### SHORT EXERCISE
Return the entries verbatim and drop every picture.

### MATERIALS PROVIDED
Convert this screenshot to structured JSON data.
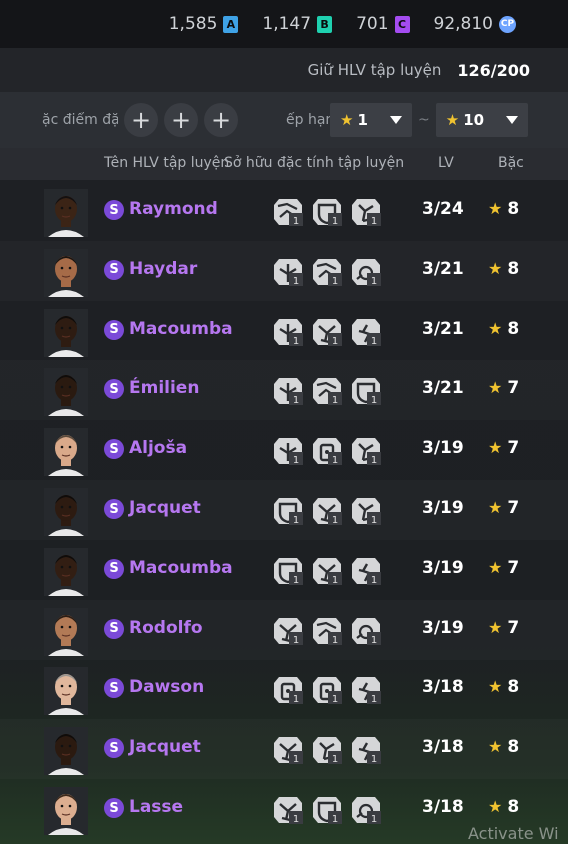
{
  "currencies": [
    {
      "amount": "1,585",
      "icon": "A"
    },
    {
      "amount": "1,147",
      "icon": "B"
    },
    {
      "amount": "701",
      "icon": "C"
    },
    {
      "amount": "92,810",
      "icon": "CP"
    }
  ],
  "capacity": {
    "label": "Giữ HLV tập luyện",
    "value": "126/200"
  },
  "filters": {
    "trait_label": "ặc điểm đặ",
    "rank_label": "ếp hạn",
    "min": {
      "star": "★",
      "value": "1"
    },
    "separator": "~",
    "max": {
      "star": "★",
      "value": "10"
    }
  },
  "columns": {
    "name": "Tên HLV tập luyện",
    "traits": "Sở hữu đặc tính tập luyện",
    "lv": "LV",
    "rank": "Bặc"
  },
  "rows": [
    {
      "name": "Raymond",
      "lv": "3/24",
      "rank": "8",
      "traits": [
        {
          "icon": "passing-trait-icon",
          "level": "1"
        },
        {
          "icon": "shield-trait-icon",
          "level": "1"
        },
        {
          "icon": "kick-trait-icon",
          "level": "1"
        }
      ]
    },
    {
      "name": "Haydar",
      "lv": "3/21",
      "rank": "8",
      "traits": [
        {
          "icon": "target-trait-icon",
          "level": "1"
        },
        {
          "icon": "passing-trait-icon",
          "level": "1"
        },
        {
          "icon": "dribble-trait-icon",
          "level": "1"
        }
      ]
    },
    {
      "name": "Macoumba",
      "lv": "3/21",
      "rank": "8",
      "traits": [
        {
          "icon": "target-trait-icon",
          "level": "1"
        },
        {
          "icon": "tackle-trait-icon",
          "level": "1"
        },
        {
          "icon": "sprint-trait-icon",
          "level": "1"
        }
      ]
    },
    {
      "name": "Émilien",
      "lv": "3/21",
      "rank": "7",
      "traits": [
        {
          "icon": "target-trait-icon",
          "level": "1"
        },
        {
          "icon": "passing-trait-icon",
          "level": "1"
        },
        {
          "icon": "shield-trait-icon",
          "level": "1"
        }
      ]
    },
    {
      "name": "Aljoša",
      "lv": "3/19",
      "rank": "7",
      "traits": [
        {
          "icon": "target-trait-icon",
          "level": "1"
        },
        {
          "icon": "keeper-trait-icon",
          "level": "1"
        },
        {
          "icon": "kick-trait-icon",
          "level": "1"
        }
      ]
    },
    {
      "name": "Jacquet",
      "lv": "3/19",
      "rank": "7",
      "traits": [
        {
          "icon": "shield-trait-icon",
          "level": "1"
        },
        {
          "icon": "tackle-trait-icon",
          "level": "1"
        },
        {
          "icon": "kick-trait-icon",
          "level": "1"
        }
      ]
    },
    {
      "name": "Macoumba",
      "lv": "3/19",
      "rank": "7",
      "traits": [
        {
          "icon": "shield-trait-icon",
          "level": "1"
        },
        {
          "icon": "tackle-trait-icon",
          "level": "1"
        },
        {
          "icon": "sprint-trait-icon",
          "level": "1"
        }
      ]
    },
    {
      "name": "Rodolfo",
      "lv": "3/19",
      "rank": "7",
      "traits": [
        {
          "icon": "tackle-trait-icon",
          "level": "1"
        },
        {
          "icon": "passing-trait-icon",
          "level": "1"
        },
        {
          "icon": "dribble-trait-icon",
          "level": "1"
        }
      ]
    },
    {
      "name": "Dawson",
      "lv": "3/18",
      "rank": "8",
      "traits": [
        {
          "icon": "keeper-trait-icon",
          "level": "1"
        },
        {
          "icon": "keeper-trait-icon",
          "level": "1"
        },
        {
          "icon": "sprint-trait-icon",
          "level": "1"
        }
      ]
    },
    {
      "name": "Jacquet",
      "lv": "3/18",
      "rank": "8",
      "traits": [
        {
          "icon": "tackle-trait-icon",
          "level": "1"
        },
        {
          "icon": "kick-trait-icon",
          "level": "1"
        },
        {
          "icon": "sprint-trait-icon",
          "level": "1"
        }
      ]
    },
    {
      "name": "Lasse",
      "lv": "3/18",
      "rank": "8",
      "traits": [
        {
          "icon": "tackle-trait-icon",
          "level": "1"
        },
        {
          "icon": "shield-trait-icon",
          "level": "1"
        },
        {
          "icon": "dribble-trait-icon",
          "level": "1"
        }
      ]
    }
  ],
  "badge_letter": "S",
  "rank_star": "★",
  "watermark": "Activate Wi",
  "colors": {
    "name": "#b677f0",
    "badge": "#7b4ad8",
    "star": "#f0c330",
    "currency_a": "#3fa2e6",
    "currency_b": "#1fd1b0",
    "currency_c": "#a44cf0",
    "currency_cp": "#6ea4ff"
  }
}
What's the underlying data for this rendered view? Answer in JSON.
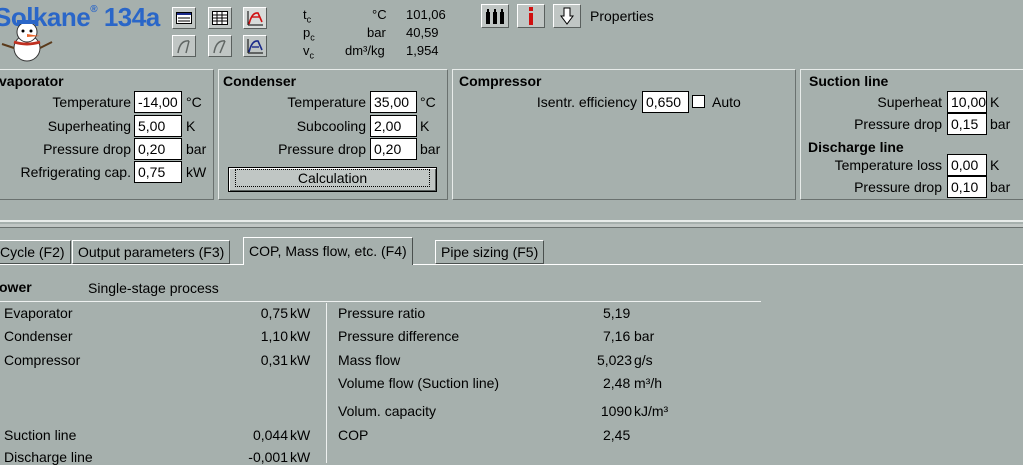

### RESULT BELOW
Convert this screenshot to structured JSON data.
{
  "currencies": [
    {
      "amount": "1,585",
      "icon": "A"
    },
    {
      "amount": "1,147",
      "icon": "B"
    },
    {
      "amount": "701",
      "icon": "C"
    },
    {
      "amount": "92,810",
      "icon": "CP"
    }
  ],
  "capacity": {
    "label": "Giữ HLV tập luyện",
    "value": "126/200"
  },
  "filters": {
    "trait_label": "ặc điểm đặ",
    "rank_label": "ếp hạn",
    "min": {
      "star": "★",
      "value": "1"
    },
    "separator": "~",
    "max": {
      "star": "★",
      "value": "10"
    }
  },
  "columns": {
    "name": "Tên HLV tập luyện",
    "traits": "Sở hữu đặc tính tập luyện",
    "lv": "LV",
    "rank": "Bặc"
  },
  "rows": [
    {
      "name": "Raymond",
      "lv": "3/24",
      "rank": "8",
      "traits": [
        {
          "icon": "passing-trait-icon",
          "level": "1"
        },
        {
          "icon": "shield-trait-icon",
          "level": "1"
        },
        {
          "icon": "kick-trait-icon",
          "level": "1"
        }
      ]
    },
    {
      "name": "Haydar",
      "lv": "3/21",
      "rank": "8",
      "traits": [
        {
          "icon": "target-trait-icon",
          "level": "1"
        },
        {
          "icon": "passing-trait-icon",
          "level": "1"
        },
        {
          "icon": "dribble-trait-icon",
          "level": "1"
        }
      ]
    },
    {
      "name": "Macoumba",
      "lv": "3/21",
      "rank": "8",
      "traits": [
        {
          "icon": "target-trait-icon",
          "level": "1"
        },
        {
          "icon": "tackle-trait-icon",
          "level": "1"
        },
        {
          "icon": "sprint-trait-icon",
          "level": "1"
        }
      ]
    },
    {
      "name": "Émilien",
      "lv": "3/21",
      "rank": "7",
      "traits": [
        {
          "icon": "target-trait-icon",
          "level": "1"
        },
        {
          "icon": "passing-trait-icon",
          "level": "1"
        },
        {
          "icon": "shield-trait-icon",
          "level": "1"
        }
      ]
    },
    {
      "name": "Aljoša",
      "lv": "3/19",
      "rank": "7",
      "traits": [
        {
          "icon": "target-trait-icon",
          "level": "1"
        },
        {
          "icon": "keeper-trait-icon",
          "level": "1"
        },
        {
          "icon": "kick-trait-icon",
          "level": "1"
        }
      ]
    },
    {
      "name": "Jacquet",
      "lv": "3/19",
      "rank": "7",
      "traits": [
        {
          "icon": "shield-trait-icon",
          "level": "1"
        },
        {
          "icon": "tackle-trait-icon",
          "level": "1"
        },
        {
          "icon": "kick-trait-icon",
          "level": "1"
        }
      ]
    },
    {
      "name": "Macoumba",
      "lv": "3/19",
      "rank": "7",
      "traits": [
        {
          "icon": "shield-trait-icon",
          "level": "1"
        },
        {
          "icon": "tackle-trait-icon",
          "level": "1"
        },
        {
          "icon": "sprint-trait-icon",
          "level": "1"
        }
      ]
    },
    {
      "name": "Rodolfo",
      "lv": "3/19",
      "rank": "7",
      "traits": [
        {
          "icon": "tackle-trait-icon",
          "level": "1"
        },
        {
          "icon": "passing-trait-icon",
          "level": "1"
        },
        {
          "icon": "dribble-trait-icon",
          "level": "1"
        }
      ]
    },
    {
      "name": "Dawson",
      "lv": "3/18",
      "rank": "8",
      "traits": [
        {
          "icon": "keeper-trait-icon",
          "level": "1"
        },
        {
          "icon": "keeper-trait-icon",
          "level": "1"
        },
        {
          "icon": "sprint-trait-icon",
          "level": "1"
        }
      ]
    },
    {
      "name": "Jacquet",
      "lv": "3/18",
      "rank": "8",
      "traits": [
        {
          "icon": "tackle-trait-icon",
          "level": "1"
        },
        {
          "icon": "kick-trait-icon",
          "level": "1"
        },
        {
          "icon": "sprint-trait-icon",
          "level": "1"
        }
      ]
    },
    {
      "name": "Lasse",
      "lv": "3/18",
      "rank": "8",
      "traits": [
        {
          "icon": "tackle-trait-icon",
          "level": "1"
        },
        {
          "icon": "shield-trait-icon",
          "level": "1"
        },
        {
          "icon": "dribble-trait-icon",
          "level": "1"
        }
      ]
    }
  ],
  "badge_letter": "S",
  "rank_star": "★",
  "watermark": "Activate Wi",
  "colors": {
    "name": "#b677f0",
    "badge": "#7b4ad8",
    "star": "#f0c330",
    "currency_a": "#3fa2e6",
    "currency_b": "#1fd1b0",
    "currency_c": "#a44cf0",
    "currency_cp": "#6ea4ff"
  }
}
What's the underlying data for this rendered view? Answer in JSON.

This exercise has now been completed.